> [Task] Reproduce the records below exactly as given.

> [Entries provided]
—————
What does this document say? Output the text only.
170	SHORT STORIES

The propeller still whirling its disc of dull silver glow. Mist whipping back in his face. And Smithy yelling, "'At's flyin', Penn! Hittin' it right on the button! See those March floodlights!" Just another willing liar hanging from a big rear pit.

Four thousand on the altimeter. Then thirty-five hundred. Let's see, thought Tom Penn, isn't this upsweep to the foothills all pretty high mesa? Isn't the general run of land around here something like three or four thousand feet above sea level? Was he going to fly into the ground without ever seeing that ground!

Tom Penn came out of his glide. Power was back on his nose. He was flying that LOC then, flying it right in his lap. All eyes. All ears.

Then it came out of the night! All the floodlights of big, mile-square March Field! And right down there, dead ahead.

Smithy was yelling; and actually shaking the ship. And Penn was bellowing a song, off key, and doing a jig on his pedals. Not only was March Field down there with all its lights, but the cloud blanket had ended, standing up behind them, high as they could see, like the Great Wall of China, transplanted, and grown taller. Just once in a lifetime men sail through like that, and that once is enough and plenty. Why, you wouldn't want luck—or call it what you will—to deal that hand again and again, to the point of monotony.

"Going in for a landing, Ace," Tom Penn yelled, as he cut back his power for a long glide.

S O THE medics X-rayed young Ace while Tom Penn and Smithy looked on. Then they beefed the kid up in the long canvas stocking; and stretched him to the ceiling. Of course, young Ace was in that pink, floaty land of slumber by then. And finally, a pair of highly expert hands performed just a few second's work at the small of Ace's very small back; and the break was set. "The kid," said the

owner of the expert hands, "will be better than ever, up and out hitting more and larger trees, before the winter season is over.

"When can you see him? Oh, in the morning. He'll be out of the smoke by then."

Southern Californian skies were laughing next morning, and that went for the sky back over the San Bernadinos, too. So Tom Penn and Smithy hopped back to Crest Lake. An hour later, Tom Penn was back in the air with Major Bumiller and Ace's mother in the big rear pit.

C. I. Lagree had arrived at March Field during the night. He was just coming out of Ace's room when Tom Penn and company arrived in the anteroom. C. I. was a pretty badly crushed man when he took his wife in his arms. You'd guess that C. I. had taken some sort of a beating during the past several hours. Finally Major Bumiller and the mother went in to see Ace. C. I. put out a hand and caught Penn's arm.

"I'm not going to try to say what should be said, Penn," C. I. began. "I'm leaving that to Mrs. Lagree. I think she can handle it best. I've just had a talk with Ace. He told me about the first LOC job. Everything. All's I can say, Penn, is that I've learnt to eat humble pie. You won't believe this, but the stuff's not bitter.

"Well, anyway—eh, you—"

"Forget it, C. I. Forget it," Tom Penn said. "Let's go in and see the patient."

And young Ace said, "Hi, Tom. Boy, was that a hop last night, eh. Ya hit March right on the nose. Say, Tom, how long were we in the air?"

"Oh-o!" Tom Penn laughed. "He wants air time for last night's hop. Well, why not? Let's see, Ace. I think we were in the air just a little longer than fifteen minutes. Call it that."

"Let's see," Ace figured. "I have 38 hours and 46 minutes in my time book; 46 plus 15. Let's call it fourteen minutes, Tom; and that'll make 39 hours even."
—————
> [Task solution]
What does this document say? Output the text only.
170	SHORT STORIES

The propeller still whirling its disc of dull silver glow. Mist whipping back in his face. And Smithy yelling, "'At's flyin', Penn! Hittin' it right on the button! See those March floodlights!" Just another willing liar hanging from a big rear pit.

Four thousand on the altimeter. Then thirty-five hundred. Let's see, thought Tom Penn, isn't this upsweep to the foothills all pretty high mesa? Isn't the general run of land around here something like three or four thousand feet above sea level? Was he going to fly into the ground without ever seeing that ground!

Tom Penn came out of his glide. Power was back on his nose. He was flying that LOC then, flying it right in his lap. All eyes. All ears.

Then it came out of the night! All the floodlights of big, mile-square March Field! And right down there, dead ahead.

Smithy was yelling; and actually shaking the ship. And Penn was bellowing a song, off key, and doing a jig on his pedals. Not only was March Field down there with all its lights, but the cloud blanket had ended, standing up behind them, high as they could see, like the Great Wall of China, transplanted, and grown taller. Just once in a lifetime men sail through like that, and that once is enough and plenty. Why, you wouldn't want luck—or call it what you will—to deal that hand again and again, to the point of monotony.

"Going in for a landing, Ace," Tom Penn yelled, as he cut back his power for a long glide.

S O THE medics X-rayed young Ace while Tom Penn and Smithy looked on. Then they beefed the kid up in the long canvas stocking; and stretched him to the ceiling. Of course, young Ace was in that pink, floaty land of slumber by then. And finally, a pair of highly expert hands performed just a few second's work at the small of Ace's very small back; and the break was set. "The kid," said the

owner of the expert hands, "will be better than ever, up and out hitting more and larger trees, before the winter season is over.

"When can you see him? Oh, in the morning. He'll be out of the smoke by then."

Southern Californian skies were laughing next morning, and that went for the sky back over the San Bernadinos, too. So Tom Penn and Smithy hopped back to Crest Lake. An hour later, Tom Penn was back in the air with Major Bumiller and Ace's mother in the big rear pit.

C. I. Lagree had arrived at March Field during the night. He was just coming out of Ace's room when Tom Penn and company arrived in the anteroom. C. I. was a pretty badly crushed man when he took his wife in his arms. You'd guess that C. I. had taken some sort of a beating during the past several hours. Finally Major Bumiller and the mother went in to see Ace. C. I. put out a hand and caught Penn's arm.

"I'm not going to try to say what should be said, Penn," C. I. began. "I'm leaving that to Mrs. Lagree. I think she can handle it best. I've just had a talk with Ace. He told me about the first LOC job. Everything. All's I can say, Penn, is that I've learnt to eat humble pie. You won't believe this, but the stuff's not bitter.

"Well, anyway—eh, you—"

"Forget it, C. I. Forget it," Tom Penn said. "Let's go in and see the patient."

And young Ace said, "Hi, Tom. Boy, was that a hop last night, eh. Ya hit March right on the nose. Say, Tom, how long were we in the air?"

"Oh-o!" Tom Penn laughed. "He wants air time for last night's hop. Well, why not? Let's see, Ace. I think we were in the air just a little longer than fifteen minutes. Call it that."

"Let's see," Ace figured. "I have 38 hours and 46 minutes in my time book; 46 plus 15. Let's call it fourteen minutes, Tom; and that'll make 39 hours even."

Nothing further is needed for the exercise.